▸ Source data

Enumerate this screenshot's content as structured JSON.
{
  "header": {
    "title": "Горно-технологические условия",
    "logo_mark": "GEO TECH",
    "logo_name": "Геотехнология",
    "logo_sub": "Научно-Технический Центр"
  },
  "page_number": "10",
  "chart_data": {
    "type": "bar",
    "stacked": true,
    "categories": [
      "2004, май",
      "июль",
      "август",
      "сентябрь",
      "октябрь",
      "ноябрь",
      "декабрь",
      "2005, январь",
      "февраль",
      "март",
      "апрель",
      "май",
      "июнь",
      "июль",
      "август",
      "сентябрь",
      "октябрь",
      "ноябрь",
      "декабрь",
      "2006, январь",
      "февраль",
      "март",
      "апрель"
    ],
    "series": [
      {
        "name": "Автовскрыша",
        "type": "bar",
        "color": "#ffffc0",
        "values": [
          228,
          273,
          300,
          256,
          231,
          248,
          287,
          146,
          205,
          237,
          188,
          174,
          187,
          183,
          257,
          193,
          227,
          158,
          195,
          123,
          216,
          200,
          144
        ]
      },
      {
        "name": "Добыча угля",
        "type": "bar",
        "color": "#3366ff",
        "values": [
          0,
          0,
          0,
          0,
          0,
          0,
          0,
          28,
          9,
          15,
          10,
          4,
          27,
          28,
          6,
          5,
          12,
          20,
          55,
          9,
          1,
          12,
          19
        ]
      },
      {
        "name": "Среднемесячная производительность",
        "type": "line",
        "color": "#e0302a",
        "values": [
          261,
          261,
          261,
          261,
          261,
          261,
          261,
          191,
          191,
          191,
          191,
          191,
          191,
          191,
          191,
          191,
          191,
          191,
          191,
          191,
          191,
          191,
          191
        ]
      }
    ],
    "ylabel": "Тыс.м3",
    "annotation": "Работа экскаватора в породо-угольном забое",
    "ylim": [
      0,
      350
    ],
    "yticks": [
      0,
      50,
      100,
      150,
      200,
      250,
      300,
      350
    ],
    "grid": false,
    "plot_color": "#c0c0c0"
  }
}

--

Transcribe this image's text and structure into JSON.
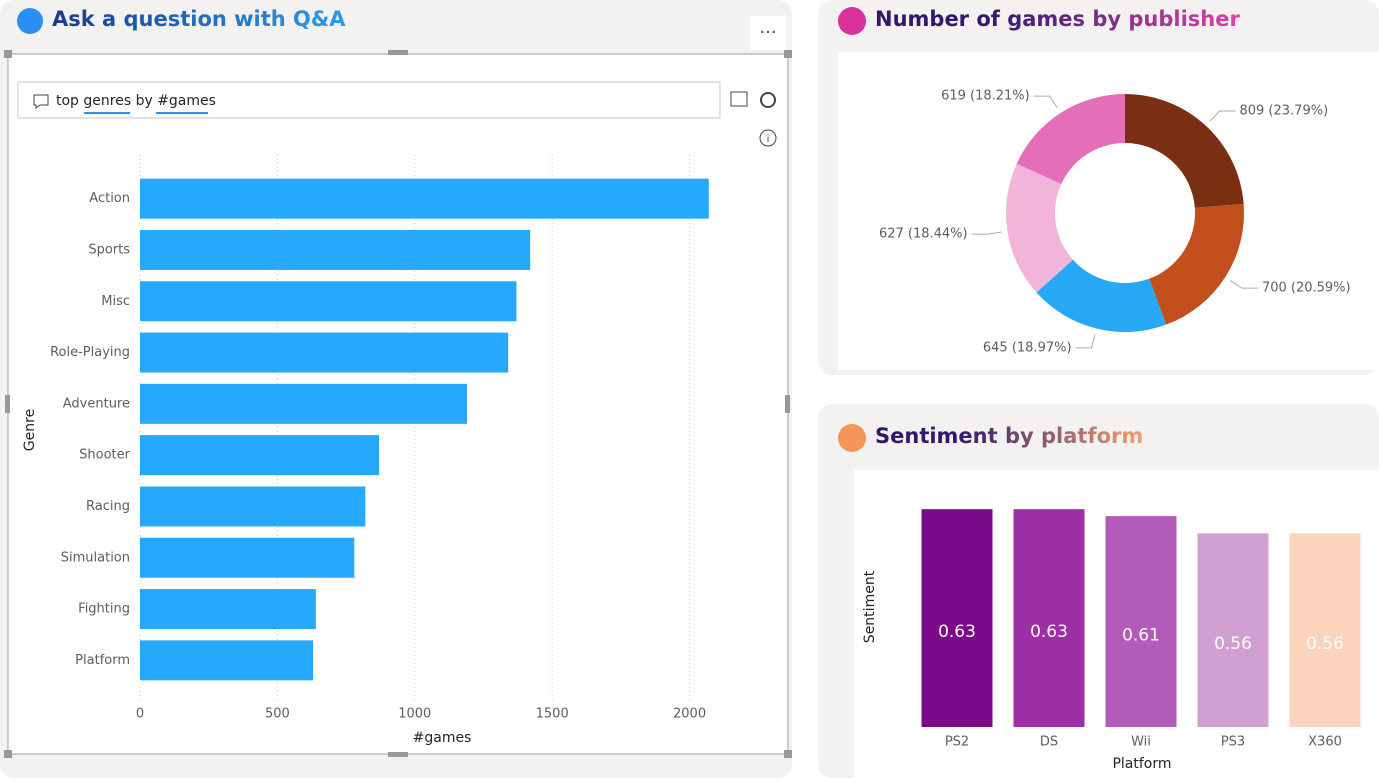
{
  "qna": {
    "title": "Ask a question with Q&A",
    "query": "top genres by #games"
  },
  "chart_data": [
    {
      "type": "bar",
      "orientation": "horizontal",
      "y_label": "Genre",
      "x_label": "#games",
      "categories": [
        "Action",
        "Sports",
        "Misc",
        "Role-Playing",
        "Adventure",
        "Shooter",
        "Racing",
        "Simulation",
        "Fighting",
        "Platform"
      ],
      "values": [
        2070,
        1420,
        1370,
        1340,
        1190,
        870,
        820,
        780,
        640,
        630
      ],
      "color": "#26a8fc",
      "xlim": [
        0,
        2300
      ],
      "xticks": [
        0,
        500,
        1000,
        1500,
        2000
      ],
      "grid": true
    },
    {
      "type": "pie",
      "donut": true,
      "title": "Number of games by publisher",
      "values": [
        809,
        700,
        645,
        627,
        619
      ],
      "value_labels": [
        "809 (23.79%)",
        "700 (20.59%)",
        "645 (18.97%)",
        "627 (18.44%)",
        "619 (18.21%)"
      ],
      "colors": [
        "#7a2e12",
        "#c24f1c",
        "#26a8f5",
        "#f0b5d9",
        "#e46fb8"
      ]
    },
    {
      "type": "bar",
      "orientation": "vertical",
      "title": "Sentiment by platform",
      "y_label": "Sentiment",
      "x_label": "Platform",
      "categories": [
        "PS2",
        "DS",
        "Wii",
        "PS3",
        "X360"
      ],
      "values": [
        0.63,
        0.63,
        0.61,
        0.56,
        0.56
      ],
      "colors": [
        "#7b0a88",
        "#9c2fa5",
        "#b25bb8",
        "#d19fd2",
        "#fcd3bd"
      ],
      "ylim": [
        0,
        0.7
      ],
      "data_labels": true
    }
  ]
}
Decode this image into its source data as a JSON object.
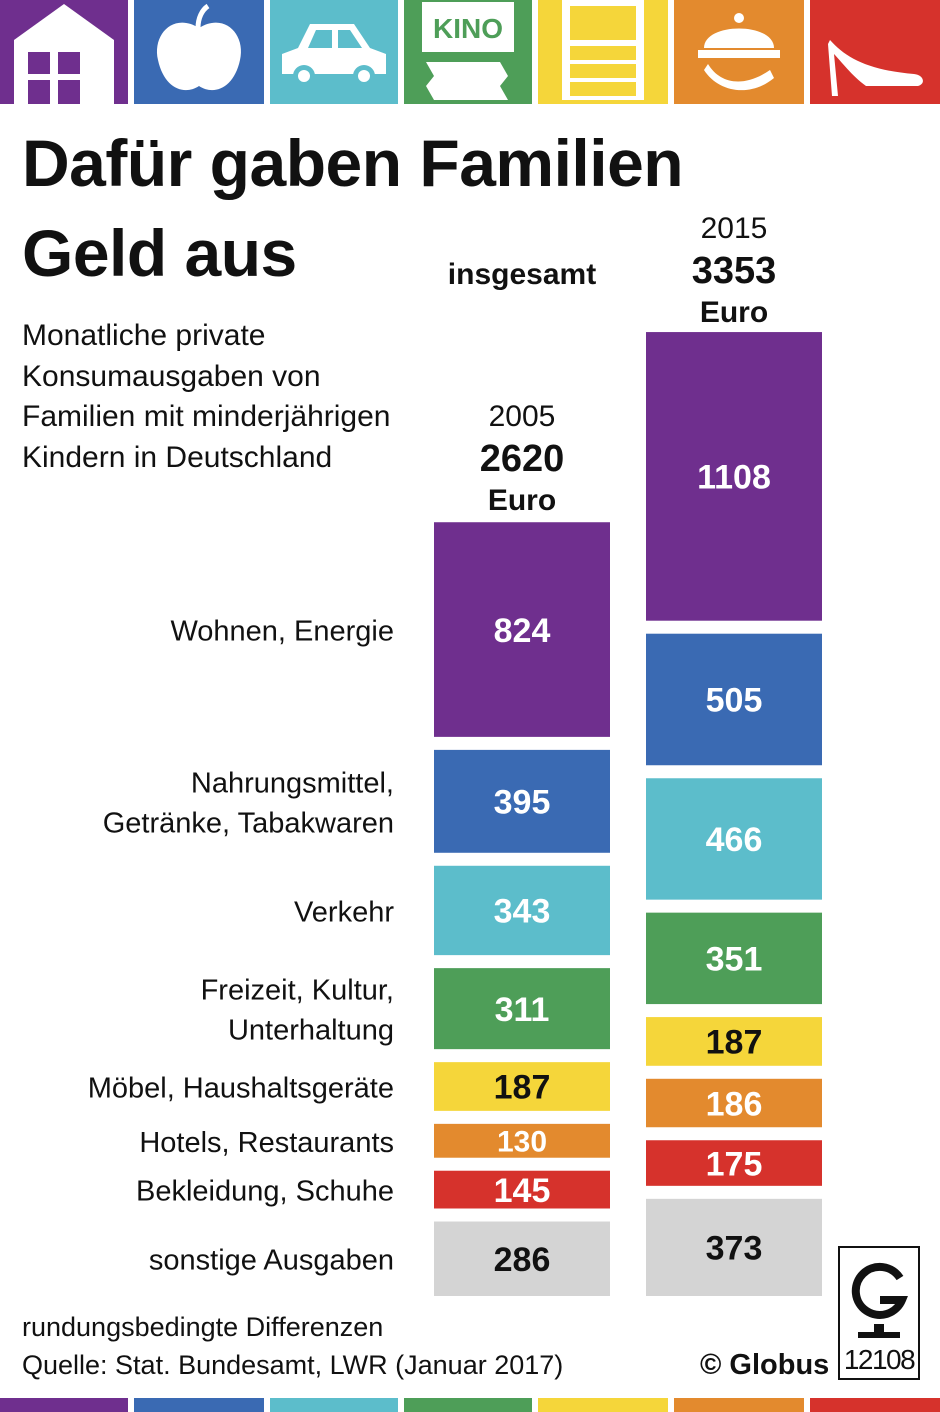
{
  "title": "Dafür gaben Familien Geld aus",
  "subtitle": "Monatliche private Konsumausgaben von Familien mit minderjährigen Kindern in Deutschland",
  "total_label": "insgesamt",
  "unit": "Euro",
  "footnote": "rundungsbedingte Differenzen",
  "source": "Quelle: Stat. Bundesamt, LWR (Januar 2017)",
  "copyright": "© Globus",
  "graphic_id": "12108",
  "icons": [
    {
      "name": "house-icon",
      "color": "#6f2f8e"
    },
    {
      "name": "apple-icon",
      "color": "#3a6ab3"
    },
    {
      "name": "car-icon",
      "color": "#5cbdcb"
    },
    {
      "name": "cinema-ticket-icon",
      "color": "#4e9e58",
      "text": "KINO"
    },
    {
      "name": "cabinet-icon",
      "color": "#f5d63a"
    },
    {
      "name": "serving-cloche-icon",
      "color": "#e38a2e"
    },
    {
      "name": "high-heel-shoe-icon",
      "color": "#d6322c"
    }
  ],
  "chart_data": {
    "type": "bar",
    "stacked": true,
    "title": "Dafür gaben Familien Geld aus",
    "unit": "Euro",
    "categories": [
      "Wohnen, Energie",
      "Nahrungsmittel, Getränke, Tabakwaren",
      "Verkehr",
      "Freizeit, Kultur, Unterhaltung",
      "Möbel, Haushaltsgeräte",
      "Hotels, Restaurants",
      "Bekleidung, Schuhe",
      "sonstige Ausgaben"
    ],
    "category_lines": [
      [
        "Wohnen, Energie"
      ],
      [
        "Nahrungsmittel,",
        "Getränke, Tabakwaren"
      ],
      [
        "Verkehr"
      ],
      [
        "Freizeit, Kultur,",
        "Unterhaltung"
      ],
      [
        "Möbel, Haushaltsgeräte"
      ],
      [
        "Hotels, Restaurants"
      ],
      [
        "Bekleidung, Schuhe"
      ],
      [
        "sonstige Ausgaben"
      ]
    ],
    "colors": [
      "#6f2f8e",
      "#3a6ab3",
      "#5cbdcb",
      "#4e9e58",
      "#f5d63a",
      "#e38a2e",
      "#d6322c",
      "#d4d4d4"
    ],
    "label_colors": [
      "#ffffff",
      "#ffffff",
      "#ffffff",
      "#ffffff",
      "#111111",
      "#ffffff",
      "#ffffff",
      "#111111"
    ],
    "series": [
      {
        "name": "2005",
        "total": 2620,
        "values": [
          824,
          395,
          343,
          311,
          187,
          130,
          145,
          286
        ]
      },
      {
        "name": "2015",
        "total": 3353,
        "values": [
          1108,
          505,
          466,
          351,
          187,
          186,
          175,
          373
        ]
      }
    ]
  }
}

--

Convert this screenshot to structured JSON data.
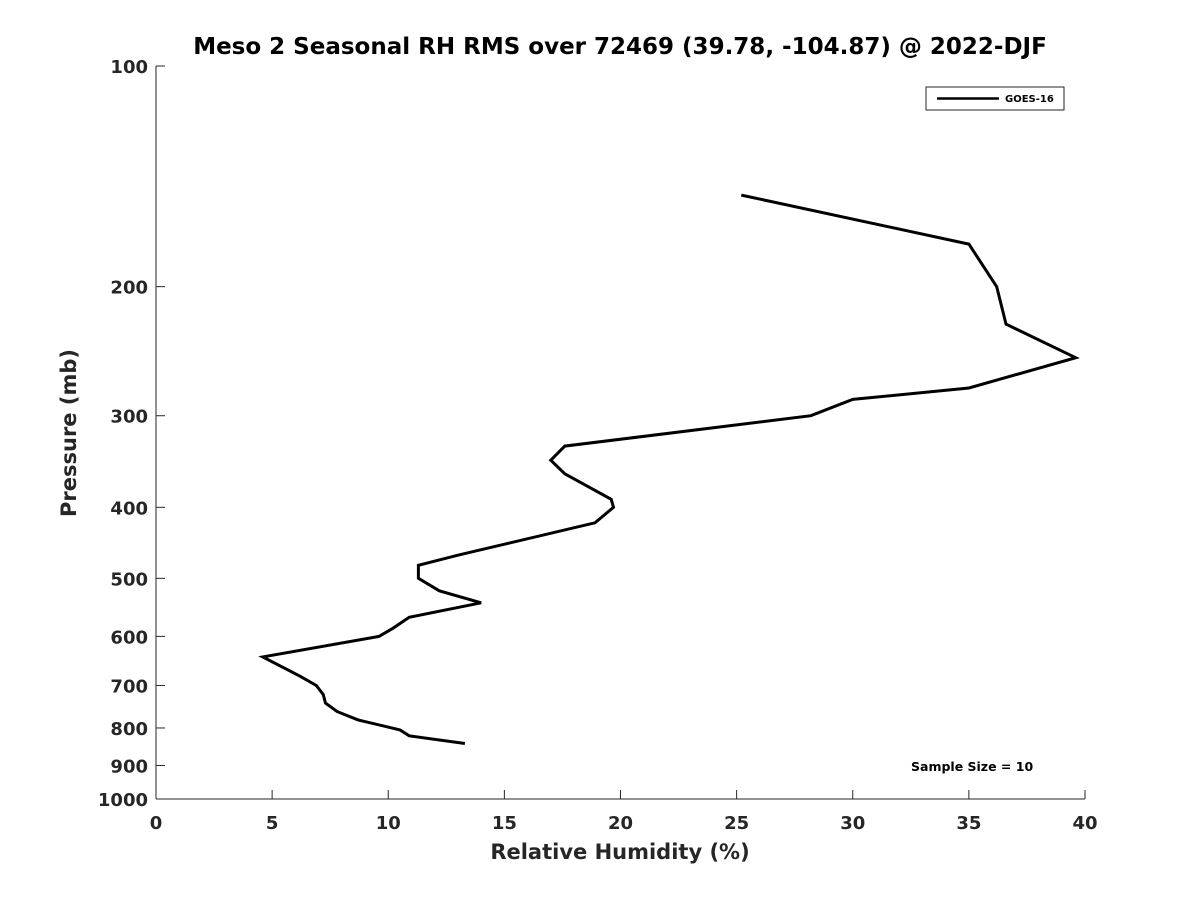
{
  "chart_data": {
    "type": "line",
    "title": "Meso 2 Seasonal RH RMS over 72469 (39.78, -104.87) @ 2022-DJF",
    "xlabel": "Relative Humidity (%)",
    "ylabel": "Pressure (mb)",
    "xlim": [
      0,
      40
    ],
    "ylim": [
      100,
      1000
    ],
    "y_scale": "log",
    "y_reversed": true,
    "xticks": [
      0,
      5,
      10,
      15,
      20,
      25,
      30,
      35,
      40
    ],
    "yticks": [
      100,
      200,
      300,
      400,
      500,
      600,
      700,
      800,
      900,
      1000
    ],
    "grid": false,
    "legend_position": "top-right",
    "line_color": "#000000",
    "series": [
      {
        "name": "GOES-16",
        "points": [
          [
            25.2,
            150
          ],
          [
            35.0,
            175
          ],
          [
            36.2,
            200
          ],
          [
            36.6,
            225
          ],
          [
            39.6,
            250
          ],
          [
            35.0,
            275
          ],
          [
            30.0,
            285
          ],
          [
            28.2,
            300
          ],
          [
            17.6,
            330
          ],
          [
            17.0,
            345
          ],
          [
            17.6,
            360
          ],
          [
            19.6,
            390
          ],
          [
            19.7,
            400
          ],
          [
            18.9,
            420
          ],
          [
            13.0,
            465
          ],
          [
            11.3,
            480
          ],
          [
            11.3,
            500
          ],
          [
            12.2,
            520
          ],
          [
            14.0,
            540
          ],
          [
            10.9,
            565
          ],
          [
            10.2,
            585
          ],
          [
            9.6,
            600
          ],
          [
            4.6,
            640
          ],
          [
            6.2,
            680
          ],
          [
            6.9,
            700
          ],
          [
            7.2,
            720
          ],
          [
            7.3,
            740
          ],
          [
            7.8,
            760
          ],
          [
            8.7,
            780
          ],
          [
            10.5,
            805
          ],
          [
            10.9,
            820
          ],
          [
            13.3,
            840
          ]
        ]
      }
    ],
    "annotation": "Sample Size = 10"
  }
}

▸ What is required
How many of the lines above include the word "Sentiment"? Respond with the number alone.

▸ Expected answer
2